--- What you should do ---
Repeat every line of the data exactly, but not the pictures.

--- Given data ---

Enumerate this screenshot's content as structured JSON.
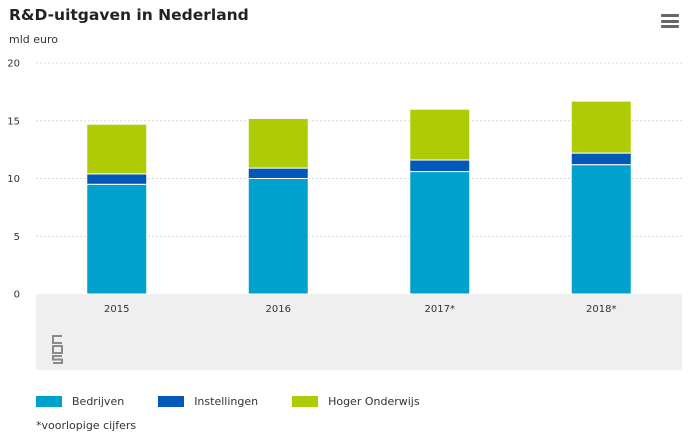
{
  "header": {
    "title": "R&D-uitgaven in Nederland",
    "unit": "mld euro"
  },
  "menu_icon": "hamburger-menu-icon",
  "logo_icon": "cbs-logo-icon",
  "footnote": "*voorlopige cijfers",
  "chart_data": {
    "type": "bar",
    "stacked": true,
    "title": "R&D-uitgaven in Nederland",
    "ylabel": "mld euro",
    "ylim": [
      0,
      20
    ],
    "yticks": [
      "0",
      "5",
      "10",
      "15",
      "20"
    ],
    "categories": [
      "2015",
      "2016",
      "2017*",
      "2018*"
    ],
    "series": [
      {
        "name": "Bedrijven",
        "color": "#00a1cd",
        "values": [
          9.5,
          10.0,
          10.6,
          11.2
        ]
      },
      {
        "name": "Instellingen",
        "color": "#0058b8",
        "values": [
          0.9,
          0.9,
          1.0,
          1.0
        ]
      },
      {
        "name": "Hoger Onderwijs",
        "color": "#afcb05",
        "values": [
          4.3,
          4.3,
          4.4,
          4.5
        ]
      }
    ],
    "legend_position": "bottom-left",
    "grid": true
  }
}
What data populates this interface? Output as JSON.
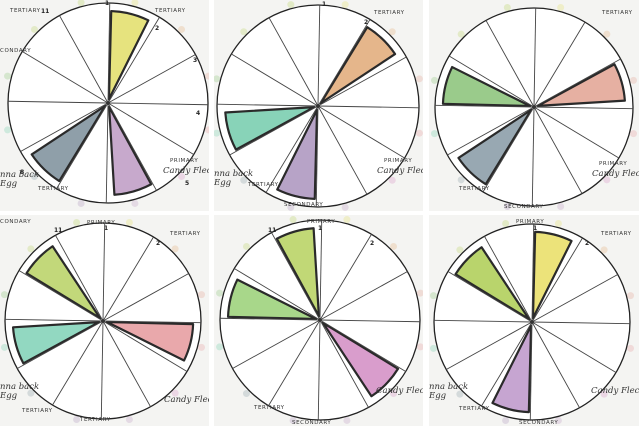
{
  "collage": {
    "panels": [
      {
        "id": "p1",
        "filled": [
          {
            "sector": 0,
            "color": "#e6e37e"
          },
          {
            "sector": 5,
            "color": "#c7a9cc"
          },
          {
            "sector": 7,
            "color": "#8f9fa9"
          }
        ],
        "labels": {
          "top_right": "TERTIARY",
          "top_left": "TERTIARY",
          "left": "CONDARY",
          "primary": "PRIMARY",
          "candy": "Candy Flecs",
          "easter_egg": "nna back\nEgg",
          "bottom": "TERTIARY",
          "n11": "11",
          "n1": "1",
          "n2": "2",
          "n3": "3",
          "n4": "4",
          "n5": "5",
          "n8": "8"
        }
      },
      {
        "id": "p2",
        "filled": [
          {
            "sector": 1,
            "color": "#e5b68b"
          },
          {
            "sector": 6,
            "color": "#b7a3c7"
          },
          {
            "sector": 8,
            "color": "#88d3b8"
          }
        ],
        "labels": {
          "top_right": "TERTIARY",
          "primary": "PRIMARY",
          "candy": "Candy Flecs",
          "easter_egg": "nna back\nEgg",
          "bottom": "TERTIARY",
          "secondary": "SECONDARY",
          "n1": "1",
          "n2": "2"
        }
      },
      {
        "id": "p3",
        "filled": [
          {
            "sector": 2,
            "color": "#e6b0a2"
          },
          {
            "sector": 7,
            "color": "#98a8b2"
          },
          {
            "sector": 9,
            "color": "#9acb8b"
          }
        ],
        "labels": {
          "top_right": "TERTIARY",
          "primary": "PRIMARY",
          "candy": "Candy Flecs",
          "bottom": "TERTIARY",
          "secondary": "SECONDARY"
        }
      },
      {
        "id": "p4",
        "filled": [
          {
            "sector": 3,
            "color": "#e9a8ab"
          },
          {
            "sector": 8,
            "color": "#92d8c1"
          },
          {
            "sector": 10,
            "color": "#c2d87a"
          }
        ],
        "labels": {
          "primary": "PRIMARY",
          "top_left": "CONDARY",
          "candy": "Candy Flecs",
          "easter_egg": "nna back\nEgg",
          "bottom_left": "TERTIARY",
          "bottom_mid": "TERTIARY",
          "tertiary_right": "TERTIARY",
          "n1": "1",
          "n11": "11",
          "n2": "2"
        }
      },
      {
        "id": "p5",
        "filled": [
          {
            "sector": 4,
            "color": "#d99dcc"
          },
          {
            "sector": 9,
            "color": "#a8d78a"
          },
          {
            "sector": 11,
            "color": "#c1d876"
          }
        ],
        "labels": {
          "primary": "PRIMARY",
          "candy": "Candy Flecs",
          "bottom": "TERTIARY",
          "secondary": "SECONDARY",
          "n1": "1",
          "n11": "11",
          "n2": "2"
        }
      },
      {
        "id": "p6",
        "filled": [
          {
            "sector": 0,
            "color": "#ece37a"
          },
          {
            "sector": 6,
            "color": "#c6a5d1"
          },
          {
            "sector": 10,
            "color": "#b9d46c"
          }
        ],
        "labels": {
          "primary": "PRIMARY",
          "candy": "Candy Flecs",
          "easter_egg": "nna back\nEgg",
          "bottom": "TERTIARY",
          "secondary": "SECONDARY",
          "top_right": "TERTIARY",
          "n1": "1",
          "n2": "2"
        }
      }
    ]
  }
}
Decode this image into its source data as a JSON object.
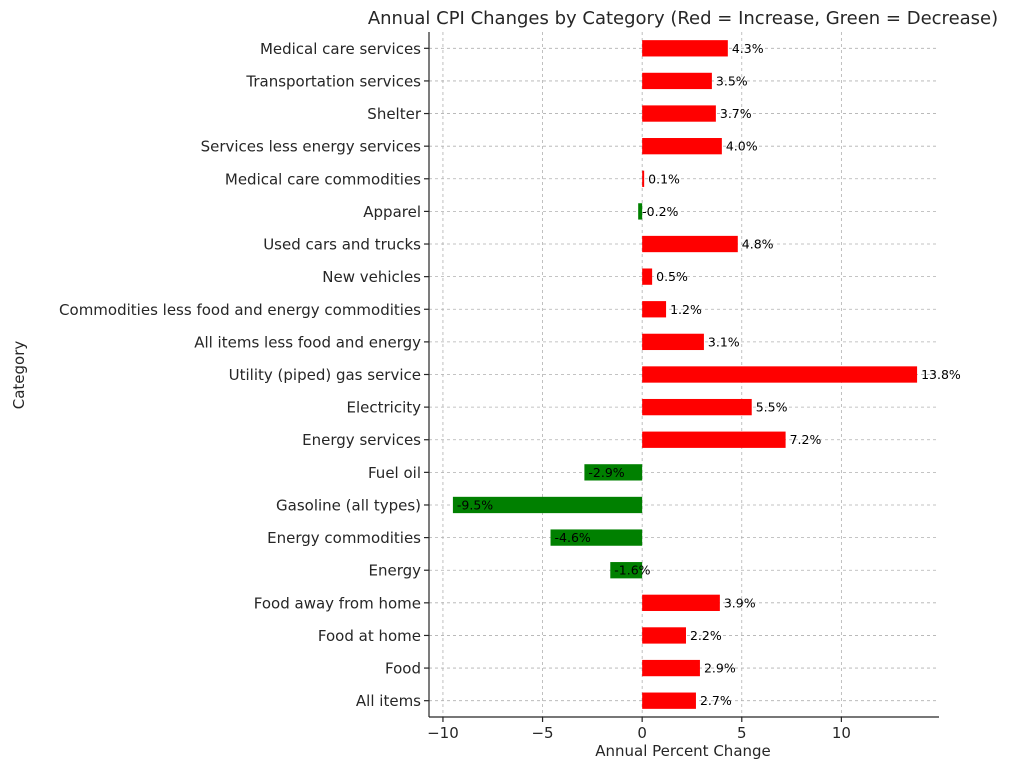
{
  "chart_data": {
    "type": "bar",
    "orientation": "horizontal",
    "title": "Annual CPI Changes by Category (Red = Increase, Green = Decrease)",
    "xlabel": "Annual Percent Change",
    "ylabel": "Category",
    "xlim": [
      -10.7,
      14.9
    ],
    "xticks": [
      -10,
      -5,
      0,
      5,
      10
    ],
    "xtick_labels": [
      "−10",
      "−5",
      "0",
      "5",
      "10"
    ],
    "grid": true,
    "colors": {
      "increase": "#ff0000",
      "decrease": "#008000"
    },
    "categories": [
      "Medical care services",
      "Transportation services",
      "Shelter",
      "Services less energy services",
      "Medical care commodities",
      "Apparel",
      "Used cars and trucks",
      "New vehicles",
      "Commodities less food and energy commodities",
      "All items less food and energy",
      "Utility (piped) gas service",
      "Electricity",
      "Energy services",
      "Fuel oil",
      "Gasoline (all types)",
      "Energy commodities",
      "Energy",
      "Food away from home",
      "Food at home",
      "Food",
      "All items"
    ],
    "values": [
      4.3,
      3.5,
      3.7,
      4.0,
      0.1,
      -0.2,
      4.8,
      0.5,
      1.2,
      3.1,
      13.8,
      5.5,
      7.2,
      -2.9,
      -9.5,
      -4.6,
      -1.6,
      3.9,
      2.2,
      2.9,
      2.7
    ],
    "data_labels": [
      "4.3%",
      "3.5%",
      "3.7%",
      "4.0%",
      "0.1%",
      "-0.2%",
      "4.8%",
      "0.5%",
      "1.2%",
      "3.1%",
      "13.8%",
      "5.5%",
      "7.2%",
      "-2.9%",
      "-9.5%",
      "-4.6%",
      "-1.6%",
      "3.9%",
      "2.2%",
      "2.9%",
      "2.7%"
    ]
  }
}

--- Written response ---
Enumerate this screenshot's content as structured JSON.
{
  "header": {
    "title": "R&D-uitgaven in Nederland",
    "unit": "mld euro"
  },
  "menu_icon": "hamburger-menu-icon",
  "logo_icon": "cbs-logo-icon",
  "footnote": "*voorlopige cijfers",
  "chart_data": {
    "type": "bar",
    "stacked": true,
    "title": "R&D-uitgaven in Nederland",
    "ylabel": "mld euro",
    "ylim": [
      0,
      20
    ],
    "yticks": [
      "0",
      "5",
      "10",
      "15",
      "20"
    ],
    "categories": [
      "2015",
      "2016",
      "2017*",
      "2018*"
    ],
    "series": [
      {
        "name": "Bedrijven",
        "color": "#00a1cd",
        "values": [
          9.5,
          10.0,
          10.6,
          11.2
        ]
      },
      {
        "name": "Instellingen",
        "color": "#0058b8",
        "values": [
          0.9,
          0.9,
          1.0,
          1.0
        ]
      },
      {
        "name": "Hoger Onderwijs",
        "color": "#afcb05",
        "values": [
          4.3,
          4.3,
          4.4,
          4.5
        ]
      }
    ],
    "legend_position": "bottom-left",
    "grid": true
  }
}
What data populates this interface? Output as JSON.
{
  "collage": {
    "panels": [
      {
        "id": "p1",
        "filled": [
          {
            "sector": 0,
            "color": "#e6e37e"
          },
          {
            "sector": 5,
            "color": "#c7a9cc"
          },
          {
            "sector": 7,
            "color": "#8f9fa9"
          }
        ],
        "labels": {
          "top_right": "TERTIARY",
          "top_left": "TERTIARY",
          "left": "CONDARY",
          "primary": "PRIMARY",
          "candy": "Candy Flecs",
          "easter_egg": "nna back\nEgg",
          "bottom": "TERTIARY",
          "n11": "11",
          "n1": "1",
          "n2": "2",
          "n3": "3",
          "n4": "4",
          "n5": "5",
          "n8": "8"
        }
      },
      {
        "id": "p2",
        "filled": [
          {
            "sector": 1,
            "color": "#e5b68b"
          },
          {
            "sector": 6,
            "color": "#b7a3c7"
          },
          {
            "sector": 8,
            "color": "#88d3b8"
          }
        ],
        "labels": {
          "top_right": "TERTIARY",
          "primary": "PRIMARY",
          "candy": "Candy Flecs",
          "easter_egg": "nna back\nEgg",
          "bottom": "TERTIARY",
          "secondary": "SECONDARY",
          "n1": "1",
          "n2": "2"
        }
      },
      {
        "id": "p3",
        "filled": [
          {
            "sector": 2,
            "color": "#e6b0a2"
          },
          {
            "sector": 7,
            "color": "#98a8b2"
          },
          {
            "sector": 9,
            "color": "#9acb8b"
          }
        ],
        "labels": {
          "top_right": "TERTIARY",
          "primary": "PRIMARY",
          "candy": "Candy Flecs",
          "bottom": "TERTIARY",
          "secondary": "SECONDARY"
        }
      },
      {
        "id": "p4",
        "filled": [
          {
            "sector": 3,
            "color": "#e9a8ab"
          },
          {
            "sector": 8,
            "color": "#92d8c1"
          },
          {
            "sector": 10,
            "color": "#c2d87a"
          }
        ],
        "labels": {
          "primary": "PRIMARY",
          "top_left": "CONDARY",
          "candy": "Candy Flecs",
          "easter_egg": "nna back\nEgg",
          "bottom_left": "TERTIARY",
          "bottom_mid": "TERTIARY",
          "tertiary_right": "TERTIARY",
          "n1": "1",
          "n11": "11",
          "n2": "2"
        }
      },
      {
        "id": "p5",
        "filled": [
          {
            "sector": 4,
            "color": "#d99dcc"
          },
          {
            "sector": 9,
            "color": "#a8d78a"
          },
          {
            "sector": 11,
            "color": "#c1d876"
          }
        ],
        "labels": {
          "primary": "PRIMARY",
          "candy": "Candy Flecs",
          "bottom": "TERTIARY",
          "secondary": "SECONDARY",
          "n1": "1",
          "n11": "11",
          "n2": "2"
        }
      },
      {
        "id": "p6",
        "filled": [
          {
            "sector": 0,
            "color": "#ece37a"
          },
          {
            "sector": 6,
            "color": "#c6a5d1"
          },
          {
            "sector": 10,
            "color": "#b9d46c"
          }
        ],
        "labels": {
          "primary": "PRIMARY",
          "candy": "Candy Flecs",
          "easter_egg": "nna back\nEgg",
          "bottom": "TERTIARY",
          "secondary": "SECONDARY",
          "top_right": "TERTIARY",
          "n1": "1",
          "n2": "2"
        }
      }
    ]
  }
}
Decode this image into its source data as a JSON object.
{
  "chart_data": {
    "type": "bar",
    "orientation": "horizontal",
    "title": "Annual CPI Changes by Category (Red = Increase, Green = Decrease)",
    "xlabel": "Annual Percent Change",
    "ylabel": "Category",
    "xlim": [
      -10.7,
      14.9
    ],
    "xticks": [
      -10,
      -5,
      0,
      5,
      10
    ],
    "xtick_labels": [
      "−10",
      "−5",
      "0",
      "5",
      "10"
    ],
    "grid": true,
    "colors": {
      "increase": "#ff0000",
      "decrease": "#008000"
    },
    "categories": [
      "Medical care services",
      "Transportation services",
      "Shelter",
      "Services less energy services",
      "Medical care commodities",
      "Apparel",
      "Used cars and trucks",
      "New vehicles",
      "Commodities less food and energy commodities",
      "All items less food and energy",
      "Utility (piped) gas service",
      "Electricity",
      "Energy services",
      "Fuel oil",
      "Gasoline (all types)",
      "Energy commodities",
      "Energy",
      "Food away from home",
      "Food at home",
      "Food",
      "All items"
    ],
    "values": [
      4.3,
      3.5,
      3.7,
      4.0,
      0.1,
      -0.2,
      4.8,
      0.5,
      1.2,
      3.1,
      13.8,
      5.5,
      7.2,
      -2.9,
      -9.5,
      -4.6,
      -1.6,
      3.9,
      2.2,
      2.9,
      2.7
    ],
    "data_labels": [
      "4.3%",
      "3.5%",
      "3.7%",
      "4.0%",
      "0.1%",
      "-0.2%",
      "4.8%",
      "0.5%",
      "1.2%",
      "3.1%",
      "13.8%",
      "5.5%",
      "7.2%",
      "-2.9%",
      "-9.5%",
      "-4.6%",
      "-1.6%",
      "3.9%",
      "2.2%",
      "2.9%",
      "2.7%"
    ]
  }
}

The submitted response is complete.